*What you need to do*: Write out every entry exactly as it stands.

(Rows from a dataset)
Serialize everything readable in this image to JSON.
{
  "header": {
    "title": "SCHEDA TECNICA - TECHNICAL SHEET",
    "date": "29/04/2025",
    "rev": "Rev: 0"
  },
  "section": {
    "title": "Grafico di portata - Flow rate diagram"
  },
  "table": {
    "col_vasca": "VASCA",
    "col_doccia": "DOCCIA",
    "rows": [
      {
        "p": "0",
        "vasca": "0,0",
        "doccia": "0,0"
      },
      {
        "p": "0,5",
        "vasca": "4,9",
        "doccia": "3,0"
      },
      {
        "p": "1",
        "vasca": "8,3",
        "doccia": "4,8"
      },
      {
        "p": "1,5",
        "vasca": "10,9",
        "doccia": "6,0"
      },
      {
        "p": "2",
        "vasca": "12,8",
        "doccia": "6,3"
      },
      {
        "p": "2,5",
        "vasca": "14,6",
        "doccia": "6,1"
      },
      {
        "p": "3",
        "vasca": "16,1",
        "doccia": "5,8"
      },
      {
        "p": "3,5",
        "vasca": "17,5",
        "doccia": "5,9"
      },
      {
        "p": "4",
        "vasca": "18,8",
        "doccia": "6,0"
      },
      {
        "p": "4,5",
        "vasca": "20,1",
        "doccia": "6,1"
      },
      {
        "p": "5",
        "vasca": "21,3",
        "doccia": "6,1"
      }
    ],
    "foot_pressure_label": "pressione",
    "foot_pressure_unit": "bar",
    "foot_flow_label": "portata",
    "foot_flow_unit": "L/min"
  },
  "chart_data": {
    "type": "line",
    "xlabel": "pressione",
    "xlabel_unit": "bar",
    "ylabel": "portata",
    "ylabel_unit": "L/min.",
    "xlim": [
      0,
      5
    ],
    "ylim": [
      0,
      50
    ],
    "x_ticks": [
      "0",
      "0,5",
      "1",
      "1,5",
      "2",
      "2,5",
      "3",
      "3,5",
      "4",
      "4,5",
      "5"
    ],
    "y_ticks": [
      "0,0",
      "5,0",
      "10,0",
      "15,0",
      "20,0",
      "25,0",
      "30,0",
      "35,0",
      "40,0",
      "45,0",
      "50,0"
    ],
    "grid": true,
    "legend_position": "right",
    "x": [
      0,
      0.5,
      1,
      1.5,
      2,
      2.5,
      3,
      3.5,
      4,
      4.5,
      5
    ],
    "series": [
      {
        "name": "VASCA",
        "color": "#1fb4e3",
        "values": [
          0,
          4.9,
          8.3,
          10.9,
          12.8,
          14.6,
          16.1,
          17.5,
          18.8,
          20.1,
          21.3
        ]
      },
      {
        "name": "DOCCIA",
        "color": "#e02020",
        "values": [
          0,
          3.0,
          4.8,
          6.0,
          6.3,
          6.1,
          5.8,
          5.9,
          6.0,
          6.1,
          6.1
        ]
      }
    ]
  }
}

*Task answer*:
Serialize everything readable in this image to JSON.
{
  "header": {
    "title": "SCHEDA TECNICA - TECHNICAL SHEET",
    "date": "29/04/2025",
    "rev": "Rev: 0"
  },
  "section": {
    "title": "Grafico di portata - Flow rate diagram"
  },
  "table": {
    "col_vasca": "VASCA",
    "col_doccia": "DOCCIA",
    "rows": [
      {
        "p": "0",
        "vasca": "0,0",
        "doccia": "0,0"
      },
      {
        "p": "0,5",
        "vasca": "4,9",
        "doccia": "3,0"
      },
      {
        "p": "1",
        "vasca": "8,3",
        "doccia": "4,8"
      },
      {
        "p": "1,5",
        "vasca": "10,9",
        "doccia": "6,0"
      },
      {
        "p": "2",
        "vasca": "12,8",
        "doccia": "6,3"
      },
      {
        "p": "2,5",
        "vasca": "14,6",
        "doccia": "6,1"
      },
      {
        "p": "3",
        "vasca": "16,1",
        "doccia": "5,8"
      },
      {
        "p": "3,5",
        "vasca": "17,5",
        "doccia": "5,9"
      },
      {
        "p": "4",
        "vasca": "18,8",
        "doccia": "6,0"
      },
      {
        "p": "4,5",
        "vasca": "20,1",
        "doccia": "6,1"
      },
      {
        "p": "5",
        "vasca": "21,3",
        "doccia": "6,1"
      }
    ],
    "foot_pressure_label": "pressione",
    "foot_pressure_unit": "bar",
    "foot_flow_label": "portata",
    "foot_flow_unit": "L/min"
  },
  "chart_data": {
    "type": "line",
    "xlabel": "pressione",
    "xlabel_unit": "bar",
    "ylabel": "portata",
    "ylabel_unit": "L/min.",
    "xlim": [
      0,
      5
    ],
    "ylim": [
      0,
      50
    ],
    "x_ticks": [
      "0",
      "0,5",
      "1",
      "1,5",
      "2",
      "2,5",
      "3",
      "3,5",
      "4",
      "4,5",
      "5"
    ],
    "y_ticks": [
      "0,0",
      "5,0",
      "10,0",
      "15,0",
      "20,0",
      "25,0",
      "30,0",
      "35,0",
      "40,0",
      "45,0",
      "50,0"
    ],
    "grid": true,
    "legend_position": "right",
    "x": [
      0,
      0.5,
      1,
      1.5,
      2,
      2.5,
      3,
      3.5,
      4,
      4.5,
      5
    ],
    "series": [
      {
        "name": "VASCA",
        "color": "#1fb4e3",
        "values": [
          0,
          4.9,
          8.3,
          10.9,
          12.8,
          14.6,
          16.1,
          17.5,
          18.8,
          20.1,
          21.3
        ]
      },
      {
        "name": "DOCCIA",
        "color": "#e02020",
        "values": [
          0,
          3.0,
          4.8,
          6.0,
          6.3,
          6.1,
          5.8,
          5.9,
          6.0,
          6.1,
          6.1
        ]
      }
    ]
  }
}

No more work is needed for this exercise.